Activity list:
- A) List every length of time mentioned in the passage about Barney's printed molecular models.
- B) Answer these questions from the passage about Barney's printed molecular models, one line each, marked as they are:
(i) Under what name does Barney publish his models?
(ii) In which enzymes did his lab use the models to help predict sites for mutagenesis studies?
(iii) In which journal were those results published?
- C) Carry the passage about Barney's printed molecular models forward from its final sentence.

Document extract:

_ _ _ _

The initial models took up to 15 hours to print, with several additional hours of detailed work for clean up and finish. With practice, he was able to reduce the printing and clean up cycle to a couple of hours. Once the models are complete, Barney posts the plans, with photographs and annotations, on Makerbot’s open-source repository called Thingiverse. Published under the name MoleculeMaker, Barney’s model of the FeMo Cofactor is available for download by members of the online community.

Barney hopes to print a full model of a photosynthetic reaction center, but also builds partial models to highlight unique characteristics of the molecules he studies. In fact, his lab has used the models to help predict sites for mutagenesis studies in wax ester synthases—enzymes important in the effort to produce biodiesel from a complex biomass such as cellulose. Barney recently published the
results in the Journal of Applied and Environmental Microbiology.

_ _ _ _

Extracted records:
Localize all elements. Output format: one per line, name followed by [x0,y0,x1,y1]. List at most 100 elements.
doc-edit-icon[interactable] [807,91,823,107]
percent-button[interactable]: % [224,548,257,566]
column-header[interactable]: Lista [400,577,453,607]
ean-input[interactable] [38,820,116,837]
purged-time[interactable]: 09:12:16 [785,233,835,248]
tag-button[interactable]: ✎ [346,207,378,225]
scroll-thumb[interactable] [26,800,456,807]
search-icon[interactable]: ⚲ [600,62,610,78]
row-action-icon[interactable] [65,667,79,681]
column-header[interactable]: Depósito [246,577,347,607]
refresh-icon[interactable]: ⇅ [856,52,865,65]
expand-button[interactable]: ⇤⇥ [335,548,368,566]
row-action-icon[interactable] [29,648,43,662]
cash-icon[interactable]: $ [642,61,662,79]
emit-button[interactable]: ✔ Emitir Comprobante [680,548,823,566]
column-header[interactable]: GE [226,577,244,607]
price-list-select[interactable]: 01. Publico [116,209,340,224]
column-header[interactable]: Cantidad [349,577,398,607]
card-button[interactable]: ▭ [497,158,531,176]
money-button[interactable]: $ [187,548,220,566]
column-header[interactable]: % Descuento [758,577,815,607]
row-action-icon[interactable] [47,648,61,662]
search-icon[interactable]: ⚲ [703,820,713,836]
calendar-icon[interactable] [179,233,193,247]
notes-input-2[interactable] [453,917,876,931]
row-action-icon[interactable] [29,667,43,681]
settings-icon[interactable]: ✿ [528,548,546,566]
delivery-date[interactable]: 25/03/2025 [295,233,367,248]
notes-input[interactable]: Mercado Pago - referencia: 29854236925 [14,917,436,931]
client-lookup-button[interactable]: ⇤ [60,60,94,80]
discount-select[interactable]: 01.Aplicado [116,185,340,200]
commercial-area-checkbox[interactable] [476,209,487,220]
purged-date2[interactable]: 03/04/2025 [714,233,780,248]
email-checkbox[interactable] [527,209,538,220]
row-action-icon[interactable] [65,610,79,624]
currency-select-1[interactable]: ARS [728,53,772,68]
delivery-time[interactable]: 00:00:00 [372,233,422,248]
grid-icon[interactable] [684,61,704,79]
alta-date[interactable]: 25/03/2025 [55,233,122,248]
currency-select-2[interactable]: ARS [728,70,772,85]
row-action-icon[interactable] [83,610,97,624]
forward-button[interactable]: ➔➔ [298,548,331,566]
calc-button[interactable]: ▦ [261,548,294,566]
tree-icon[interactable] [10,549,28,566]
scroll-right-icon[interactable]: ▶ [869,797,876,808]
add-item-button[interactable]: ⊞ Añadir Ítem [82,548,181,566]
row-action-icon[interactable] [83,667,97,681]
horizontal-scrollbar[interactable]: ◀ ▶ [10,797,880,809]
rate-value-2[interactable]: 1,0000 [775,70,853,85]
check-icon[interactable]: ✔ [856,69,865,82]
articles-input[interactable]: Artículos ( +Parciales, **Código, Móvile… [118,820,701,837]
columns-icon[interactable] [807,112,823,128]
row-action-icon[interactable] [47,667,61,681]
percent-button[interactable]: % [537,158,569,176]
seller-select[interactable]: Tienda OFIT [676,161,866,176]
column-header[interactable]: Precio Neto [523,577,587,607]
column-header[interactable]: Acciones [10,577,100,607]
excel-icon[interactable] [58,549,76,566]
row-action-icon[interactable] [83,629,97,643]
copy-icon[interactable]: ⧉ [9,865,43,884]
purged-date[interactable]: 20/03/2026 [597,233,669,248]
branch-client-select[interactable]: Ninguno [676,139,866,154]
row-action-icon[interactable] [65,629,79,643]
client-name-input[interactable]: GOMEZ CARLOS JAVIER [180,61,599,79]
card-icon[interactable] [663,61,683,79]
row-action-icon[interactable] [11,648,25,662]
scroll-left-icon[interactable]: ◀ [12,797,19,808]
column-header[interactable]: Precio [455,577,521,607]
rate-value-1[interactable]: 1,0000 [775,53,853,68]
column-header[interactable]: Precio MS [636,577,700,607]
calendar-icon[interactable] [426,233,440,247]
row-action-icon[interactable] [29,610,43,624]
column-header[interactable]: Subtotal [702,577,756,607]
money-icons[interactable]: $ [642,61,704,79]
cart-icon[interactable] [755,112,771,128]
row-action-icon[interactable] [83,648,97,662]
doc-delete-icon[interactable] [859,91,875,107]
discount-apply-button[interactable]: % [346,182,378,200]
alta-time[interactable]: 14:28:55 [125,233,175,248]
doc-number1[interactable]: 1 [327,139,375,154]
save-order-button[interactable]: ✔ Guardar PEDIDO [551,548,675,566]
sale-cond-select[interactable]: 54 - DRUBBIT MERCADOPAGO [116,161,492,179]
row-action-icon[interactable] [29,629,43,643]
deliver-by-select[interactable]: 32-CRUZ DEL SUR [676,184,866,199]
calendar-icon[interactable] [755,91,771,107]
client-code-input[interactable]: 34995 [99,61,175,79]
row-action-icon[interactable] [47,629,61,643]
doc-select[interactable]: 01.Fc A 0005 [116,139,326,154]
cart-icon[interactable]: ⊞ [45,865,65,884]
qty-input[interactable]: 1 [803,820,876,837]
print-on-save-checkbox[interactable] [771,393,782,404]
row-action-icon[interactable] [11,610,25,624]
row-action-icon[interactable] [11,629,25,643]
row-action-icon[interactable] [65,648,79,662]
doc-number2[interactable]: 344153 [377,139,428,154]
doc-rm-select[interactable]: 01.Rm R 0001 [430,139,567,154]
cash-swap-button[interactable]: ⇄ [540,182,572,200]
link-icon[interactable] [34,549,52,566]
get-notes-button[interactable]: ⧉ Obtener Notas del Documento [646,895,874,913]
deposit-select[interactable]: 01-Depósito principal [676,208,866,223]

_ _ _ _

Answers to the exercises:
- A)
up to 15 hours
several additional hours
a couple of hours

- B)
(i) MoleculeMaker
(ii) Wax ester synthases
(iii) The Journal of Applied and Environmental Microbiology

- C)
For more about Barney’s 3-D Models see: http://barneybioproductslab.cfans.umn.edu/3d-printing-and-molecular-models/ 


Rapid prototyping and development of miniature bioflow reactors

With an eye toward understanding environmental changes brought about by global warming, the Libourel Lab studies metabolic features of Ostreococcus, a picoalgae genus common in the world’s ocean. Investigating the relationship between metabolic adaptation and climate models, the lab relies on bioflow reactors to manipulate and monitor the organism’s response to evolutionary pressure.

After modifying bench scale reactors with customized hardware and software, Libourel and his students realized they could achieve the same results, using fewer resources, by scaling down. But each bioreactor requires a custom enclosure, which can cost as much as $500 to produce, increasing cost and slowing development. Using the Replicator 3-D printer, Libourel hopes to construct and modify the enclosures which house the circuits, pumps, and fans required to run the reactors. In addition to the cost saving, the rapid prototyping and development will allow the lab focus on what’s happening inside the dish instead of the box.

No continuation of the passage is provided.